== Exercise ==
Report each line from the records where the string "bromopropane" turns up.

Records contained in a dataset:
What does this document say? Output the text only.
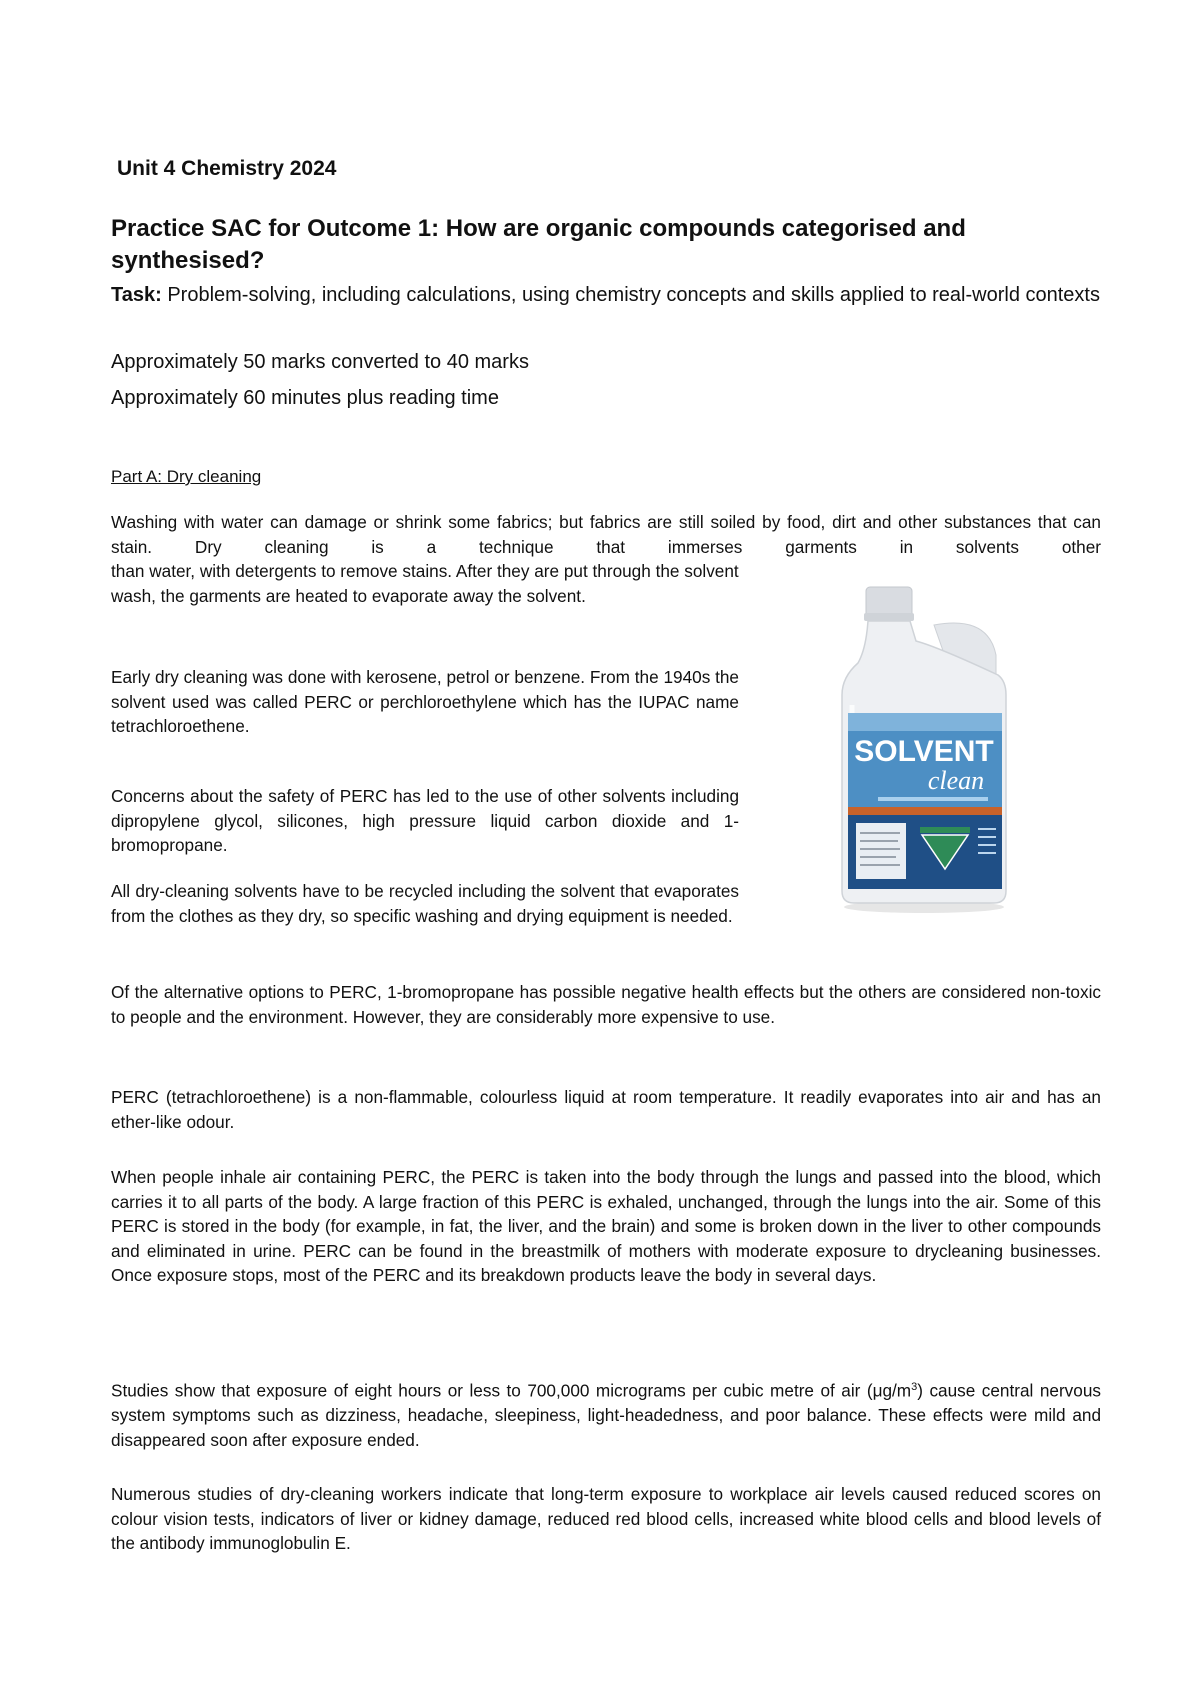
Unit 4 Chemistry 2024
Practice SAC for Outcome 1: How are organic compounds categorised and synthesised?
Task: Problem-solving, including calculations, using chemistry concepts and skills applied to real-world contexts
Approximately 50 marks converted to 40 marks
Approximately 60 minutes plus reading time
Part A: Dry cleaning

Washing with water can damage or shrink some fabrics; but fabrics are still soiled by food, dirt and other substances that can stain. Dry cleaning is a technique that immerses garments in solvents other

than water, with detergents to remove stains. After they are put through the solvent wash, the garments are heated to evaporate away the solvent.

Early dry cleaning was done with kerosene, petrol or benzene. From the 1940s the solvent used was called PERC or perchloroethylene which has the IUPAC name tetrachloroethene.

Concerns about the safety of PERC has led to the use of other solvents including dipropylene glycol, silicones, high pressure liquid carbon dioxide and 1-bromopropane.

All dry-cleaning solvents have to be recycled including the solvent that evaporates from the clothes as they dry, so specific washing and drying equipment is needed.

SOLVENT
clean

Of the alternative options to PERC, 1-bromopropane has possible negative health effects but the others are considered non-toxic to people and the environment. However, they are considerably more expensive to use.

PERC (tetrachloroethene) is a non-flammable, colourless liquid at room temperature. It readily evaporates into air and has an ether-like odour.

When people inhale air containing PERC, the PERC is taken into the body through the lungs and passed into the blood, which carries it to all parts of the body. A large fraction of this PERC is exhaled, unchanged, through the lungs into the air. Some of this PERC is stored in the body (for example, in fat, the liver, and the brain) and some is broken down in the liver to other compounds and eliminated in urine. PERC can be found in the breastmilk of mothers with moderate exposure to drycleaning businesses. Once exposure stops, most of the PERC and its breakdown products leave the body in several days.

Studies show that exposure of eight hours or less to 700,000 micrograms per cubic metre of air $(\mu g/m^3)$ cause central nervous system symptoms such as dizziness, headache, sleepiness, light-headedness, and poor balance. These effects were mild and disappeared soon after exposure ended.

Numerous studies of dry-cleaning workers indicate that long-term exposure to workplace air levels caused reduced scores on colour vision tests, indicators of liver or kidney damage, reduced red blood cells, increased white blood cells and blood levels of the antibody immunoglobulin E.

== Task solution ==
Concerns about the safety of PERC has led to the use of other solvents including dipropylene glycol, silicones, high pressure liquid carbon dioxide and 1-bromopropane.
Of the alternative options to PERC, 1-bromopropane has possible negative health effects but the others are considered non-toxic to people and the environment. However, they are considerably more expensive to use.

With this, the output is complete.